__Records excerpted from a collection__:
------------------------------------------------------------------------
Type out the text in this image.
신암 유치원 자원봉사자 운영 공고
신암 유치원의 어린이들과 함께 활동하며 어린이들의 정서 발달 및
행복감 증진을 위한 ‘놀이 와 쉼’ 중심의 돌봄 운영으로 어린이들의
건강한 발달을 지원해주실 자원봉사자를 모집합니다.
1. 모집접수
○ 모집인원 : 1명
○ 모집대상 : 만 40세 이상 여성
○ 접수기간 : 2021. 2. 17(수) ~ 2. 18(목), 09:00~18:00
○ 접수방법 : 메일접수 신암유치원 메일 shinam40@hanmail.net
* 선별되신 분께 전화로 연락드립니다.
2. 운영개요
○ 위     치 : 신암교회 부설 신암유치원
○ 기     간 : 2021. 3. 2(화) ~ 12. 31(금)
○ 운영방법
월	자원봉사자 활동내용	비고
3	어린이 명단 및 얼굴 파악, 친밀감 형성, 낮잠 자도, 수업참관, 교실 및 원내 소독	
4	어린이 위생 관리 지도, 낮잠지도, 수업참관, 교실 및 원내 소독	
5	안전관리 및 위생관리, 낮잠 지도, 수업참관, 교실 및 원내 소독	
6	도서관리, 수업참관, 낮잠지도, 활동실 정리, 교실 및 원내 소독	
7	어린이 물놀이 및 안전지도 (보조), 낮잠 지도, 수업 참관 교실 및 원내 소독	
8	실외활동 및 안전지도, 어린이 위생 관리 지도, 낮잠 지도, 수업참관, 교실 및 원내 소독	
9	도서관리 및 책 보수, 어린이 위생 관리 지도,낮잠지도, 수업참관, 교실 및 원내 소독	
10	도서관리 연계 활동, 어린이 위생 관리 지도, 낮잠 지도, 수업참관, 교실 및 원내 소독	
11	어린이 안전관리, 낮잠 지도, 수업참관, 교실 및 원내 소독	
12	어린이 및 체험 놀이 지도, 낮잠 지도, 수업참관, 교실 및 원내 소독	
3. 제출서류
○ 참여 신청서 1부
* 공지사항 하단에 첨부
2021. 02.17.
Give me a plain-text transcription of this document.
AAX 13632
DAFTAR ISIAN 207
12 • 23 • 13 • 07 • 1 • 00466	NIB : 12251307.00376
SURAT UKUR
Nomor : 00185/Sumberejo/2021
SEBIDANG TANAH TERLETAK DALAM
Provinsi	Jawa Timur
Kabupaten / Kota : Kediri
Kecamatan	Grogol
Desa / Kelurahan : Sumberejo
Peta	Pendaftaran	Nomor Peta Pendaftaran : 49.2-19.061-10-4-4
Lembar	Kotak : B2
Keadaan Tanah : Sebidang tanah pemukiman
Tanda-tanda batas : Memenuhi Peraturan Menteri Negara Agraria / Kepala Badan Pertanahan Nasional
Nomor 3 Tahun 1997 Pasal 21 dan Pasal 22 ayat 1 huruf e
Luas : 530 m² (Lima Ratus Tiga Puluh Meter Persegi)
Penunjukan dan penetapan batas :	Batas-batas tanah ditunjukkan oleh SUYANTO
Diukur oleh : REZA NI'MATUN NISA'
------------------------------------------------------------------------
__Direction__:
Each line from the one containing "Give me a plain-text" to the end of the listing above should be copied exactly, and nothing else.

__Written solution__:
Give me a plain-text transcription of this document.
AAX 13632
DAFTAR ISIAN 207
12 • 23 • 13 • 07 • 1 • 00466	NIB : 12251307.00376
SURAT UKUR
Nomor : 00185/Sumberejo/2021
SEBIDANG TANAH TERLETAK DALAM
Provinsi	Jawa Timur
Kabupaten / Kota : Kediri
Kecamatan	Grogol
Desa / Kelurahan : Sumberejo
Peta	Pendaftaran	Nomor Peta Pendaftaran : 49.2-19.061-10-4-4
Lembar	Kotak : B2
Keadaan Tanah : Sebidang tanah pemukiman
Tanda-tanda batas : Memenuhi Peraturan Menteri Negara Agraria / Kepala Badan Pertanahan Nasional
Nomor 3 Tahun 1997 Pasal 21 dan Pasal 22 ayat 1 huruf e
Luas : 530 m² (Lima Ratus Tiga Puluh Meter Persegi)
Penunjukan dan penetapan batas :	Batas-batas tanah ditunjukkan oleh SUYANTO
Diukur oleh : REZA NI'MATUN NISA'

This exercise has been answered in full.